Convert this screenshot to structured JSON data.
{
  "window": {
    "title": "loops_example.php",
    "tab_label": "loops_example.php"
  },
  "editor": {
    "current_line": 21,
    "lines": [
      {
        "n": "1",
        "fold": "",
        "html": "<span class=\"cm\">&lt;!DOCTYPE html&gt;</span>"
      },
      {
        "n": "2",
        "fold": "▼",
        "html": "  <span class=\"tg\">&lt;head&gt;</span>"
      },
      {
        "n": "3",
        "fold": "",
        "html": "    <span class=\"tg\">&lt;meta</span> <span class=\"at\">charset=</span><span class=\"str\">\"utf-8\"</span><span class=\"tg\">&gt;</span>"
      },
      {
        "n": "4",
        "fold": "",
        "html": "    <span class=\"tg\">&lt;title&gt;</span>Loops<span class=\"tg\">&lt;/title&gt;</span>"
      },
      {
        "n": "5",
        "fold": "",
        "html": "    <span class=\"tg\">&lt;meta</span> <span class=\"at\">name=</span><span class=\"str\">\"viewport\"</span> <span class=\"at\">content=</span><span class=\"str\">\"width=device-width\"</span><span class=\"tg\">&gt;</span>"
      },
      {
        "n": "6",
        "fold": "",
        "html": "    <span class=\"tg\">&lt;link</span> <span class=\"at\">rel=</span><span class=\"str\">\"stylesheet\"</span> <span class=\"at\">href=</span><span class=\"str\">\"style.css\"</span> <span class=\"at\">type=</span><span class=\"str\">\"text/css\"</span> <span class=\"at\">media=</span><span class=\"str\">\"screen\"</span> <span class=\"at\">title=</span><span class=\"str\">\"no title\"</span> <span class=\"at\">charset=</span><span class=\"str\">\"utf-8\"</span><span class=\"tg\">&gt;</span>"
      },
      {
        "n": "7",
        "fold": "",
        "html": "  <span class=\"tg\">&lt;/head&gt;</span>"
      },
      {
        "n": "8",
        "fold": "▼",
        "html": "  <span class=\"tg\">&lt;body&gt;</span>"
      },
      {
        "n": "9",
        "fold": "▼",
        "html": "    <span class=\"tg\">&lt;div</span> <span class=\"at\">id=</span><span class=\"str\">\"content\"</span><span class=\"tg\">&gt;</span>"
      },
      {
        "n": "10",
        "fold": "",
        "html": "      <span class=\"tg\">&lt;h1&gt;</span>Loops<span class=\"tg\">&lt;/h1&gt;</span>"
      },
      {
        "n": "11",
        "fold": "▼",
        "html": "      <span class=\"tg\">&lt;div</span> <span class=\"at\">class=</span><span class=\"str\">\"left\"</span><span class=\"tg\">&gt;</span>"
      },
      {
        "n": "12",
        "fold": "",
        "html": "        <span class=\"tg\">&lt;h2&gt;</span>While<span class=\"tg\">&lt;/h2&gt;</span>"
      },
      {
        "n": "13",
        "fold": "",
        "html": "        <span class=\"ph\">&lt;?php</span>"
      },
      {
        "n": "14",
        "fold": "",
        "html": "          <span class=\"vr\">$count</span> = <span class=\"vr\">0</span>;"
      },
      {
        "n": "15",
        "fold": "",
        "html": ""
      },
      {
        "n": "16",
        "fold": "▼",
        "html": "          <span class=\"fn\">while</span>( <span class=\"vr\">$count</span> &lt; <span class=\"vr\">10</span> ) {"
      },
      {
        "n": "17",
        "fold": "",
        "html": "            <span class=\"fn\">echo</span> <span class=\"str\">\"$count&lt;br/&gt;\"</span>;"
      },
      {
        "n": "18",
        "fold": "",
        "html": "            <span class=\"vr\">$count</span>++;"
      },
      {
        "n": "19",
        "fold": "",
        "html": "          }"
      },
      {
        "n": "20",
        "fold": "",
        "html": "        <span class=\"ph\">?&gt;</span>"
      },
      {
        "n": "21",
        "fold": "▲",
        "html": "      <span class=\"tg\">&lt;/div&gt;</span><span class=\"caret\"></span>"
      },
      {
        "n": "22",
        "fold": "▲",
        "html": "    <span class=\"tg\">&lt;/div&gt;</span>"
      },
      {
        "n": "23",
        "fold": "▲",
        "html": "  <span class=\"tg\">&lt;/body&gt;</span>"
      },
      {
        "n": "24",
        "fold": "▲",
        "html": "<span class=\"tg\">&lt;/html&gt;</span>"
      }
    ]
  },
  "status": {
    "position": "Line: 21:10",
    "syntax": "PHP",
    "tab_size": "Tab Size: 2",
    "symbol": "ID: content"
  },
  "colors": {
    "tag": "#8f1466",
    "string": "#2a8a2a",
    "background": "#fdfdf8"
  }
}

—————

Determine how many lines of the material include the string "content". Output only that count.

**FULL SOLUTION:**
3